____ Material shown

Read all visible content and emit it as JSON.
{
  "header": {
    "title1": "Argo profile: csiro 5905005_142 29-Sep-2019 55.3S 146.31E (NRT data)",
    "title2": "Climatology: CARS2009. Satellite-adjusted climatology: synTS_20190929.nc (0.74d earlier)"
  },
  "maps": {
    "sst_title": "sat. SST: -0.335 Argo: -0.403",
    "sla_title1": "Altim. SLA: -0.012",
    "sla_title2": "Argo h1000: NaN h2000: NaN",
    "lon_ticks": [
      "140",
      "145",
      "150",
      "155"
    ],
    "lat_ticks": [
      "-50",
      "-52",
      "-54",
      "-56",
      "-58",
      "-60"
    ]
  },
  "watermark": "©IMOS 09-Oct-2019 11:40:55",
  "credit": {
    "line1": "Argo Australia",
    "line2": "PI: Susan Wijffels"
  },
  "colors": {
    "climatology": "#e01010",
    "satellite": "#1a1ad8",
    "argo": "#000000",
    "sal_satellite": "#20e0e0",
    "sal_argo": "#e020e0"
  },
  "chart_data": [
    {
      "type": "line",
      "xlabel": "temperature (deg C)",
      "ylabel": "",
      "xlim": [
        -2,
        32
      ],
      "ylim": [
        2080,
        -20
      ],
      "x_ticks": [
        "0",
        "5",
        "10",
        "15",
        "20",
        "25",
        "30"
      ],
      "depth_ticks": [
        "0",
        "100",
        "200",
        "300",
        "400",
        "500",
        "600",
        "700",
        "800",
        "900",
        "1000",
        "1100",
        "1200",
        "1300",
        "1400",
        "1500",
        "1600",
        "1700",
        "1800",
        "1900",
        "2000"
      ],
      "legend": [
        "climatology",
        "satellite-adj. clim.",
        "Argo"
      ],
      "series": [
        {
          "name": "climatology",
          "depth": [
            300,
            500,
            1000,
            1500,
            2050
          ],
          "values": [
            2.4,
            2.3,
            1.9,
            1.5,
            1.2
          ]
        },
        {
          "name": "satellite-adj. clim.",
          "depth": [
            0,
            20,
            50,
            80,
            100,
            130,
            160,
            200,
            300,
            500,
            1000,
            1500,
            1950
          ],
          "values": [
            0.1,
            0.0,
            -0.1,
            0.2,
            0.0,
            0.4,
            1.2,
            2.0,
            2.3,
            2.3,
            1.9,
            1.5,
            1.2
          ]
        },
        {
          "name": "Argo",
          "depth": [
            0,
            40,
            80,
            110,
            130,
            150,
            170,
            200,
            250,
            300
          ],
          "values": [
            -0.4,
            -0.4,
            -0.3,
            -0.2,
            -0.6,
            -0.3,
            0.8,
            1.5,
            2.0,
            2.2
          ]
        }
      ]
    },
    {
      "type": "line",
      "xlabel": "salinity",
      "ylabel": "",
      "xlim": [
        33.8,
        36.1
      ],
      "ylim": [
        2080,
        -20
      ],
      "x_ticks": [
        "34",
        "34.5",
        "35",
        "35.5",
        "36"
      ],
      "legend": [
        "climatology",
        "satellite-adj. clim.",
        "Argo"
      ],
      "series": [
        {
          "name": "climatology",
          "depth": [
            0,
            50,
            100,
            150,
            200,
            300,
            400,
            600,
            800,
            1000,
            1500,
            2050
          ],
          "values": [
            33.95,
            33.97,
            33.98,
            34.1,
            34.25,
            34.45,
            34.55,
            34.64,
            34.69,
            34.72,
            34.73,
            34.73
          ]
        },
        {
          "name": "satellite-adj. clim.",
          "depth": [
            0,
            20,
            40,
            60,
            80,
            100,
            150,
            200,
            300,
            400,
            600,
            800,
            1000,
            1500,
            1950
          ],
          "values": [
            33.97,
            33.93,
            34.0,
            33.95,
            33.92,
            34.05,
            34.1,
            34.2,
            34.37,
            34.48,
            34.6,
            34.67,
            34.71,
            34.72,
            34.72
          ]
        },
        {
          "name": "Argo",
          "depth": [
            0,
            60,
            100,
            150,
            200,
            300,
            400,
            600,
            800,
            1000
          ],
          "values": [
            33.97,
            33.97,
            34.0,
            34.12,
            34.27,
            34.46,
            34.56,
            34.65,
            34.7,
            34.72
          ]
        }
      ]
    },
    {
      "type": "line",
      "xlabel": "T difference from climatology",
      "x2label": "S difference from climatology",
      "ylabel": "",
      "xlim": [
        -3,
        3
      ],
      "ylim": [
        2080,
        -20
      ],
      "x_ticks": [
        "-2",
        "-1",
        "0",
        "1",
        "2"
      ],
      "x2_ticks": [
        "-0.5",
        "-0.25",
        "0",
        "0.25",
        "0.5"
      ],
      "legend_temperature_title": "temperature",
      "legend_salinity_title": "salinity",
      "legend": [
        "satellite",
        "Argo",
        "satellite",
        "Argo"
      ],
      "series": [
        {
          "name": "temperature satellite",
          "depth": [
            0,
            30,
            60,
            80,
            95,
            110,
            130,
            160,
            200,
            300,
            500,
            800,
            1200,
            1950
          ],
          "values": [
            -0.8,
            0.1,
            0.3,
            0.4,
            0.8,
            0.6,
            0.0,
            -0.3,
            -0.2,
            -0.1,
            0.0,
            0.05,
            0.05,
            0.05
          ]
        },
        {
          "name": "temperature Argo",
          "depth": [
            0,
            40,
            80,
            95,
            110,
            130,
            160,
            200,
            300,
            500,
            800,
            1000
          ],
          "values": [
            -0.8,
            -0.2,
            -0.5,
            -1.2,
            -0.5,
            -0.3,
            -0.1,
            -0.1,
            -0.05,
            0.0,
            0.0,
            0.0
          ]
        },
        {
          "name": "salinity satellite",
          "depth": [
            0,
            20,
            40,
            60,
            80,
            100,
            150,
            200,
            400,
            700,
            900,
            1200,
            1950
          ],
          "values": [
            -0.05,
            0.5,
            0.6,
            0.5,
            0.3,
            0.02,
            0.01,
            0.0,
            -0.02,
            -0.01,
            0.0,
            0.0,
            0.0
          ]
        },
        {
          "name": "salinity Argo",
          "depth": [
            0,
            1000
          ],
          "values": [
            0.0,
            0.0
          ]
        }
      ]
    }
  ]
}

________

▶ **Written task**: Write out the material from the first line to the last, exactly.

▶ **Result for this task**:
Read all visible content and emit it as JSON.
{
  "header": {
    "title1": "Argo profile: csiro 5905005_142 29-Sep-2019 55.3S 146.31E (NRT data)",
    "title2": "Climatology: CARS2009. Satellite-adjusted climatology: synTS_20190929.nc (0.74d earlier)"
  },
  "maps": {
    "sst_title": "sat. SST: -0.335 Argo: -0.403",
    "sla_title1": "Altim. SLA: -0.012",
    "sla_title2": "Argo h1000: NaN h2000: NaN",
    "lon_ticks": [
      "140",
      "145",
      "150",
      "155"
    ],
    "lat_ticks": [
      "-50",
      "-52",
      "-54",
      "-56",
      "-58",
      "-60"
    ]
  },
  "watermark": "©IMOS 09-Oct-2019 11:40:55",
  "credit": {
    "line1": "Argo Australia",
    "line2": "PI: Susan Wijffels"
  },
  "colors": {
    "climatology": "#e01010",
    "satellite": "#1a1ad8",
    "argo": "#000000",
    "sal_satellite": "#20e0e0",
    "sal_argo": "#e020e0"
  },
  "chart_data": [
    {
      "type": "line",
      "xlabel": "temperature (deg C)",
      "ylabel": "",
      "xlim": [
        -2,
        32
      ],
      "ylim": [
        2080,
        -20
      ],
      "x_ticks": [
        "0",
        "5",
        "10",
        "15",
        "20",
        "25",
        "30"
      ],
      "depth_ticks": [
        "0",
        "100",
        "200",
        "300",
        "400",
        "500",
        "600",
        "700",
        "800",
        "900",
        "1000",
        "1100",
        "1200",
        "1300",
        "1400",
        "1500",
        "1600",
        "1700",
        "1800",
        "1900",
        "2000"
      ],
      "legend": [
        "climatology",
        "satellite-adj. clim.",
        "Argo"
      ],
      "series": [
        {
          "name": "climatology",
          "depth": [
            300,
            500,
            1000,
            1500,
            2050
          ],
          "values": [
            2.4,
            2.3,
            1.9,
            1.5,
            1.2
          ]
        },
        {
          "name": "satellite-adj. clim.",
          "depth": [
            0,
            20,
            50,
            80,
            100,
            130,
            160,
            200,
            300,
            500,
            1000,
            1500,
            1950
          ],
          "values": [
            0.1,
            0.0,
            -0.1,
            0.2,
            0.0,
            0.4,
            1.2,
            2.0,
            2.3,
            2.3,
            1.9,
            1.5,
            1.2
          ]
        },
        {
          "name": "Argo",
          "depth": [
            0,
            40,
            80,
            110,
            130,
            150,
            170,
            200,
            250,
            300
          ],
          "values": [
            -0.4,
            -0.4,
            -0.3,
            -0.2,
            -0.6,
            -0.3,
            0.8,
            1.5,
            2.0,
            2.2
          ]
        }
      ]
    },
    {
      "type": "line",
      "xlabel": "salinity",
      "ylabel": "",
      "xlim": [
        33.8,
        36.1
      ],
      "ylim": [
        2080,
        -20
      ],
      "x_ticks": [
        "34",
        "34.5",
        "35",
        "35.5",
        "36"
      ],
      "legend": [
        "climatology",
        "satellite-adj. clim.",
        "Argo"
      ],
      "series": [
        {
          "name": "climatology",
          "depth": [
            0,
            50,
            100,
            150,
            200,
            300,
            400,
            600,
            800,
            1000,
            1500,
            2050
          ],
          "values": [
            33.95,
            33.97,
            33.98,
            34.1,
            34.25,
            34.45,
            34.55,
            34.64,
            34.69,
            34.72,
            34.73,
            34.73
          ]
        },
        {
          "name": "satellite-adj. clim.",
          "depth": [
            0,
            20,
            40,
            60,
            80,
            100,
            150,
            200,
            300,
            400,
            600,
            800,
            1000,
            1500,
            1950
          ],
          "values": [
            33.97,
            33.93,
            34.0,
            33.95,
            33.92,
            34.05,
            34.1,
            34.2,
            34.37,
            34.48,
            34.6,
            34.67,
            34.71,
            34.72,
            34.72
          ]
        },
        {
          "name": "Argo",
          "depth": [
            0,
            60,
            100,
            150,
            200,
            300,
            400,
            600,
            800,
            1000
          ],
          "values": [
            33.97,
            33.97,
            34.0,
            34.12,
            34.27,
            34.46,
            34.56,
            34.65,
            34.7,
            34.72
          ]
        }
      ]
    },
    {
      "type": "line",
      "xlabel": "T difference from climatology",
      "x2label": "S difference from climatology",
      "ylabel": "",
      "xlim": [
        -3,
        3
      ],
      "ylim": [
        2080,
        -20
      ],
      "x_ticks": [
        "-2",
        "-1",
        "0",
        "1",
        "2"
      ],
      "x2_ticks": [
        "-0.5",
        "-0.25",
        "0",
        "0.25",
        "0.5"
      ],
      "legend_temperature_title": "temperature",
      "legend_salinity_title": "salinity",
      "legend": [
        "satellite",
        "Argo",
        "satellite",
        "Argo"
      ],
      "series": [
        {
          "name": "temperature satellite",
          "depth": [
            0,
            30,
            60,
            80,
            95,
            110,
            130,
            160,
            200,
            300,
            500,
            800,
            1200,
            1950
          ],
          "values": [
            -0.8,
            0.1,
            0.3,
            0.4,
            0.8,
            0.6,
            0.0,
            -0.3,
            -0.2,
            -0.1,
            0.0,
            0.05,
            0.05,
            0.05
          ]
        },
        {
          "name": "temperature Argo",
          "depth": [
            0,
            40,
            80,
            95,
            110,
            130,
            160,
            200,
            300,
            500,
            800,
            1000
          ],
          "values": [
            -0.8,
            -0.2,
            -0.5,
            -1.2,
            -0.5,
            -0.3,
            -0.1,
            -0.1,
            -0.05,
            0.0,
            0.0,
            0.0
          ]
        },
        {
          "name": "salinity satellite",
          "depth": [
            0,
            20,
            40,
            60,
            80,
            100,
            150,
            200,
            400,
            700,
            900,
            1200,
            1950
          ],
          "values": [
            -0.05,
            0.5,
            0.6,
            0.5,
            0.3,
            0.02,
            0.01,
            0.0,
            -0.02,
            -0.01,
            0.0,
            0.0,
            0.0
          ]
        },
        {
          "name": "salinity Argo",
          "depth": [
            0,
            1000
          ],
          "values": [
            0.0,
            0.0
          ]
        }
      ]
    }
  ]
}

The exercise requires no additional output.